__Written task__: Track down every line below that holds "Design" and copy it.

__Source material__:

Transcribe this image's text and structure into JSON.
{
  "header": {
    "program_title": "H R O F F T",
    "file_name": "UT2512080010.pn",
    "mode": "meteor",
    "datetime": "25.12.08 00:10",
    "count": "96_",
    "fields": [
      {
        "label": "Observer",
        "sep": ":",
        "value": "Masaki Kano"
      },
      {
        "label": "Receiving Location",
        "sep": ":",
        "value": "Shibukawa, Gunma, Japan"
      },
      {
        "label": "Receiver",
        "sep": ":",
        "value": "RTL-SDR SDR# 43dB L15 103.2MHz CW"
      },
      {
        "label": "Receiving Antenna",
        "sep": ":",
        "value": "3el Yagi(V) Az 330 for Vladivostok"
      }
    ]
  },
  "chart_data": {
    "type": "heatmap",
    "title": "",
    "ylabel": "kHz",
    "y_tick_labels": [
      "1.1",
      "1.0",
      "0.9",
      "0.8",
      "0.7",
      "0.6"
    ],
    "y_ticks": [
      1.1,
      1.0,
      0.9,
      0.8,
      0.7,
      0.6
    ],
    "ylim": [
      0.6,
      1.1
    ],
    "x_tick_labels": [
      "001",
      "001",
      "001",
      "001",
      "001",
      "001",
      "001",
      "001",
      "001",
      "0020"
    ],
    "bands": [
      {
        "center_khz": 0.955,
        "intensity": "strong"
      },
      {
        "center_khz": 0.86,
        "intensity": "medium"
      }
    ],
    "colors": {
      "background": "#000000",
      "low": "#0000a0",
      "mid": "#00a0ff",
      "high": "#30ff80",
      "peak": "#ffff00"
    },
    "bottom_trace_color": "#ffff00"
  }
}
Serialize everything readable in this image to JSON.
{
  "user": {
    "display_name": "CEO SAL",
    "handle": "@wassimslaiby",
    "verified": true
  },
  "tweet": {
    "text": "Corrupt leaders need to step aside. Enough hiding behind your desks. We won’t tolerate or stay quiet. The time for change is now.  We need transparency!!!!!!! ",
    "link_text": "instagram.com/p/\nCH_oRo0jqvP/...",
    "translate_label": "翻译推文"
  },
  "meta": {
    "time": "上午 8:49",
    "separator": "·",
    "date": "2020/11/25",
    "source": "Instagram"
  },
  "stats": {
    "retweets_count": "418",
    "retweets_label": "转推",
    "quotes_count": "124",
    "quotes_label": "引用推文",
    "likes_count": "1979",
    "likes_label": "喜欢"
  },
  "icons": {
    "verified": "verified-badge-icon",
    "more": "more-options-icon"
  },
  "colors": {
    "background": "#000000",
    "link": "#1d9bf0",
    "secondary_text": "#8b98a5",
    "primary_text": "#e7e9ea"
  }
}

---

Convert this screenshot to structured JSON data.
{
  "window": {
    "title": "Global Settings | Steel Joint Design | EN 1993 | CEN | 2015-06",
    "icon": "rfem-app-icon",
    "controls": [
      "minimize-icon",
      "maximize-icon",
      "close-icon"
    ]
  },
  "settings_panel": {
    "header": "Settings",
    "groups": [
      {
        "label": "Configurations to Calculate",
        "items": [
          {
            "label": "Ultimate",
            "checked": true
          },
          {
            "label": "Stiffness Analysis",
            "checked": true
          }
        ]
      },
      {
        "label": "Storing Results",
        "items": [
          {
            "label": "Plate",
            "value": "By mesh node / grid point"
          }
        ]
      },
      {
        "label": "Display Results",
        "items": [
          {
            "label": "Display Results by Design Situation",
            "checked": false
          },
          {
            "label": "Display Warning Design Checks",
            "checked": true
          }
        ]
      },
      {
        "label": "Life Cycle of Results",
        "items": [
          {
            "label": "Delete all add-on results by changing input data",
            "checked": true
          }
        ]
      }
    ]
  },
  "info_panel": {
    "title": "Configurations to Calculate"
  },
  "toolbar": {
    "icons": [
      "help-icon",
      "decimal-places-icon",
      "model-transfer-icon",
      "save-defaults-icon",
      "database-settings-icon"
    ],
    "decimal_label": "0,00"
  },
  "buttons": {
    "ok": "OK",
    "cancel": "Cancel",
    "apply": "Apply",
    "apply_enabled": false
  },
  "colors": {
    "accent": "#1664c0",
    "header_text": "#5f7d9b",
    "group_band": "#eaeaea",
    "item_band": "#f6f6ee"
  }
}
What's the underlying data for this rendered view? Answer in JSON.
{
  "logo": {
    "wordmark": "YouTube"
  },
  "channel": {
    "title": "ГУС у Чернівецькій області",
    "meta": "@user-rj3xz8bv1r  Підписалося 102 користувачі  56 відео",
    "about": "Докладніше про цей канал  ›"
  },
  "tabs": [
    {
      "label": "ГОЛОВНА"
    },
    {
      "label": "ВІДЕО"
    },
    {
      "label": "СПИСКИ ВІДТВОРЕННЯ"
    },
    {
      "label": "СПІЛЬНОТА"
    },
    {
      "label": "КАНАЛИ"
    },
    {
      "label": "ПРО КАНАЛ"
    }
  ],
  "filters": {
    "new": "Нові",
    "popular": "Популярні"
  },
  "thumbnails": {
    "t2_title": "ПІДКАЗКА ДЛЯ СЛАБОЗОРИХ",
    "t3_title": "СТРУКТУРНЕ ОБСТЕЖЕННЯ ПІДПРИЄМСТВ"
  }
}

__Response to this task__:
    "title": "Global Settings | Steel Joint Design | EN 1993 | CEN | 2015-06",
            "label": "Display Results by Design Situation",
            "label": "Display Warning Design Checks",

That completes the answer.